**LISTED ENTRIES**

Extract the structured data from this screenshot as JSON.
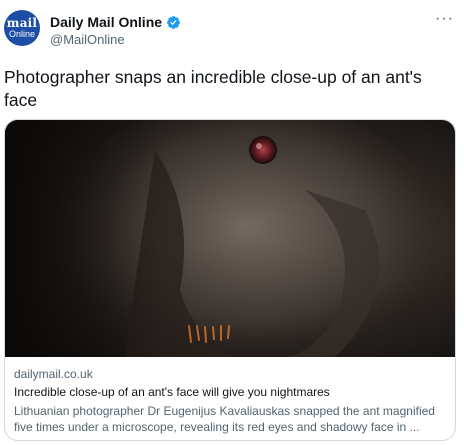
{
  "author": {
    "avatar_line1": "mail",
    "avatar_line2": "Online",
    "display_name": "Daily Mail Online",
    "handle": "@MailOnline",
    "verified": true
  },
  "more_label": "···",
  "tweet": {
    "text": "Photographer snaps an incredible close-up of an ant's face"
  },
  "card": {
    "domain": "dailymail.co.uk",
    "title": "Incredible close-up of an ant's face will give you nightmares",
    "description": "Lithuanian photographer Dr Eugenijus Kavaliauskas snapped the ant magnified five times under a microscope, revealing its red eyes and shadowy face in ..."
  },
  "colors": {
    "avatar_bg": "#1d4ea6",
    "verified": "#1d9bf0",
    "secondary_text": "#536471",
    "border": "#cfd9de"
  }
}
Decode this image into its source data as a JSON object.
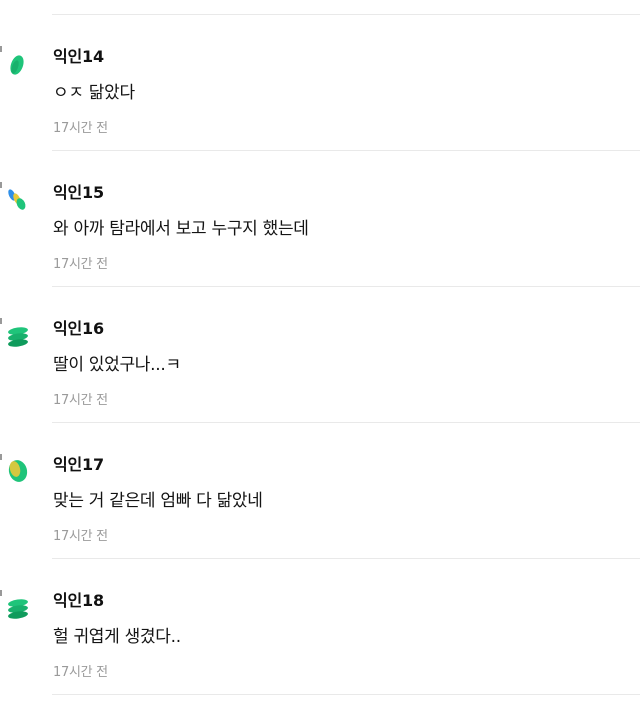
{
  "comments": [
    {
      "author": "익인14",
      "text": "ㅇㅈ 닮았다",
      "time": "17시간 전",
      "avatar_icon": "green-oval-avatar-icon"
    },
    {
      "author": "익인15",
      "text": "와 아까 탐라에서 보고 누구지 했는데",
      "time": "17시간 전",
      "avatar_icon": "blue-green-pills-avatar-icon"
    },
    {
      "author": "익인16",
      "text": "딸이 있었구나...ㅋ",
      "time": "17시간 전",
      "avatar_icon": "green-stack-avatar-icon"
    },
    {
      "author": "익인17",
      "text": "맞는 거 같은데 엄빠 다 닮았네",
      "time": "17시간 전",
      "avatar_icon": "yellow-green-oval-avatar-icon"
    },
    {
      "author": "익인18",
      "text": "헐 귀엽게 생겼다..",
      "time": "17시간 전",
      "avatar_icon": "green-stack-avatar-icon"
    }
  ],
  "colors": {
    "green": "#1fc47a",
    "dark_green": "#0f9b5c",
    "blue": "#2f8fe8",
    "yellow": "#e8c93a",
    "divider": "#e9e9e9",
    "timestamp": "#9a9a9a"
  }
}
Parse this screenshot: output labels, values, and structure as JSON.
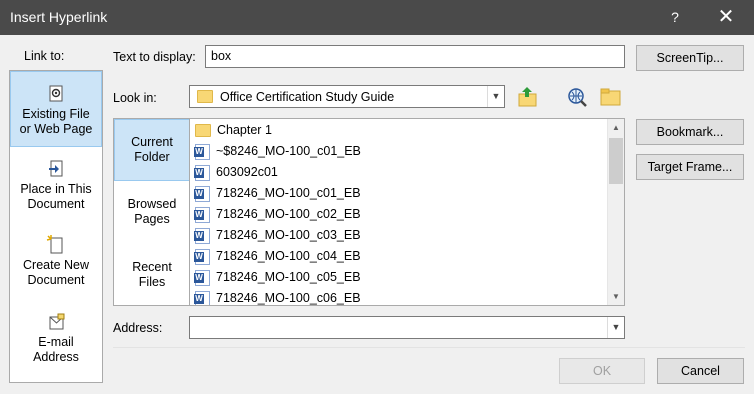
{
  "window": {
    "title": "Insert Hyperlink",
    "help_glyph": "?",
    "close_glyph": "✕"
  },
  "link_to": {
    "label": "Link to:",
    "items": [
      {
        "line1": "Existing File",
        "line2": "or Web Page",
        "icon": "existing-file-icon",
        "selected": true
      },
      {
        "line1": "Place in This",
        "line2": "Document",
        "icon": "place-in-document-icon",
        "selected": false
      },
      {
        "line1": "Create New",
        "line2": "Document",
        "icon": "create-new-document-icon",
        "selected": false
      },
      {
        "line1": "E-mail",
        "line2": "Address",
        "icon": "email-address-icon",
        "selected": false
      }
    ]
  },
  "text_to_display": {
    "label": "Text to display:",
    "value": "box"
  },
  "screentip": {
    "label": "ScreenTip..."
  },
  "look_in": {
    "label": "Look in:",
    "value": "Office Certification Study Guide",
    "icons": [
      "up-folder-icon",
      "browse-web-icon",
      "browse-file-icon"
    ]
  },
  "nav": {
    "items": [
      {
        "line1": "Current",
        "line2": "Folder",
        "selected": true
      },
      {
        "line1": "Browsed",
        "line2": "Pages",
        "selected": false
      },
      {
        "line1": "Recent",
        "line2": "Files",
        "selected": false
      }
    ]
  },
  "files": [
    {
      "name": "Chapter 1",
      "type": "folder"
    },
    {
      "name": "~$8246_MO-100_c01_EB",
      "type": "word"
    },
    {
      "name": "603092c01",
      "type": "word"
    },
    {
      "name": "718246_MO-100_c01_EB",
      "type": "word"
    },
    {
      "name": "718246_MO-100_c02_EB",
      "type": "word"
    },
    {
      "name": "718246_MO-100_c03_EB",
      "type": "word"
    },
    {
      "name": "718246_MO-100_c04_EB",
      "type": "word"
    },
    {
      "name": "718246_MO-100_c05_EB",
      "type": "word"
    },
    {
      "name": "718246_MO-100_c06_EB",
      "type": "word"
    }
  ],
  "side_buttons": {
    "bookmark": "Bookmark...",
    "target_frame": "Target Frame..."
  },
  "address": {
    "label": "Address:",
    "value": ""
  },
  "footer": {
    "ok": "OK",
    "cancel": "Cancel",
    "ok_enabled": false
  },
  "colors": {
    "titlebar": "#4a4a4a",
    "selection": "#cce4f7",
    "dialog_bg": "#f0f0f0",
    "folder": "#f8d775",
    "word": "#2b579a"
  }
}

**SET TASK**
Give the entries again word for word, but skip the pictures.

**WRITTEN RESPONSE**
Extract the structured data from this screenshot as JSON.
{
  "author": {
    "avatar_line1": "mail",
    "avatar_line2": "Online",
    "display_name": "Daily Mail Online",
    "handle": "@MailOnline",
    "verified": true
  },
  "more_label": "···",
  "tweet": {
    "text": "Photographer snaps an incredible close-up of an ant's face"
  },
  "card": {
    "domain": "dailymail.co.uk",
    "title": "Incredible close-up of an ant's face will give you nightmares",
    "description": "Lithuanian photographer Dr Eugenijus Kavaliauskas snapped the ant magnified five times under a microscope, revealing its red eyes and shadowy face in ..."
  },
  "colors": {
    "avatar_bg": "#1d4ea6",
    "verified": "#1d9bf0",
    "secondary_text": "#536471",
    "border": "#cfd9de"
  }
}
Decode this image into its source data as a JSON object.
{
  "comments": [
    {
      "author": "익인14",
      "text": "ㅇㅈ 닮았다",
      "time": "17시간 전",
      "avatar_icon": "green-oval-avatar-icon"
    },
    {
      "author": "익인15",
      "text": "와 아까 탐라에서 보고 누구지 했는데",
      "time": "17시간 전",
      "avatar_icon": "blue-green-pills-avatar-icon"
    },
    {
      "author": "익인16",
      "text": "딸이 있었구나...ㅋ",
      "time": "17시간 전",
      "avatar_icon": "green-stack-avatar-icon"
    },
    {
      "author": "익인17",
      "text": "맞는 거 같은데 엄빠 다 닮았네",
      "time": "17시간 전",
      "avatar_icon": "yellow-green-oval-avatar-icon"
    },
    {
      "author": "익인18",
      "text": "헐 귀엽게 생겼다..",
      "time": "17시간 전",
      "avatar_icon": "green-stack-avatar-icon"
    }
  ],
  "colors": {
    "green": "#1fc47a",
    "dark_green": "#0f9b5c",
    "blue": "#2f8fe8",
    "yellow": "#e8c93a",
    "divider": "#e9e9e9",
    "timestamp": "#9a9a9a"
  }
}
Parse this screenshot: output labels, values, and structure as JSON.
{
  "window": {
    "title": "Insert Hyperlink",
    "help_glyph": "?",
    "close_glyph": "✕"
  },
  "link_to": {
    "label": "Link to:",
    "items": [
      {
        "line1": "Existing File",
        "line2": "or Web Page",
        "icon": "existing-file-icon",
        "selected": true
      },
      {
        "line1": "Place in This",
        "line2": "Document",
        "icon": "place-in-document-icon",
        "selected": false
      },
      {
        "line1": "Create New",
        "line2": "Document",
        "icon": "create-new-document-icon",
        "selected": false
      },
      {
        "line1": "E-mail",
        "line2": "Address",
        "icon": "email-address-icon",
        "selected": false
      }
    ]
  },
  "text_to_display": {
    "label": "Text to display:",
    "value": "box"
  },
  "screentip": {
    "label": "ScreenTip..."
  },
  "look_in": {
    "label": "Look in:",
    "value": "Office Certification Study Guide",
    "icons": [
      "up-folder-icon",
      "browse-web-icon",
      "browse-file-icon"
    ]
  },
  "nav": {
    "items": [
      {
        "line1": "Current",
        "line2": "Folder",
        "selected": true
      },
      {
        "line1": "Browsed",
        "line2": "Pages",
        "selected": false
      },
      {
        "line1": "Recent",
        "line2": "Files",
        "selected": false
      }
    ]
  },
  "files": [
    {
      "name": "Chapter 1",
      "type": "folder"
    },
    {
      "name": "~$8246_MO-100_c01_EB",
      "type": "word"
    },
    {
      "name": "603092c01",
      "type": "word"
    },
    {
      "name": "718246_MO-100_c01_EB",
      "type": "word"
    },
    {
      "name": "718246_MO-100_c02_EB",
      "type": "word"
    },
    {
      "name": "718246_MO-100_c03_EB",
      "type": "word"
    },
    {
      "name": "718246_MO-100_c04_EB",
      "type": "word"
    },
    {
      "name": "718246_MO-100_c05_EB",
      "type": "word"
    },
    {
      "name": "718246_MO-100_c06_EB",
      "type": "word"
    }
  ],
  "side_buttons": {
    "bookmark": "Bookmark...",
    "target_frame": "Target Frame..."
  },
  "address": {
    "label": "Address:",
    "value": ""
  },
  "footer": {
    "ok": "OK",
    "cancel": "Cancel",
    "ok_enabled": false
  },
  "colors": {
    "titlebar": "#4a4a4a",
    "selection": "#cce4f7",
    "dialog_bg": "#f0f0f0",
    "folder": "#f8d775",
    "word": "#2b579a"
  }
}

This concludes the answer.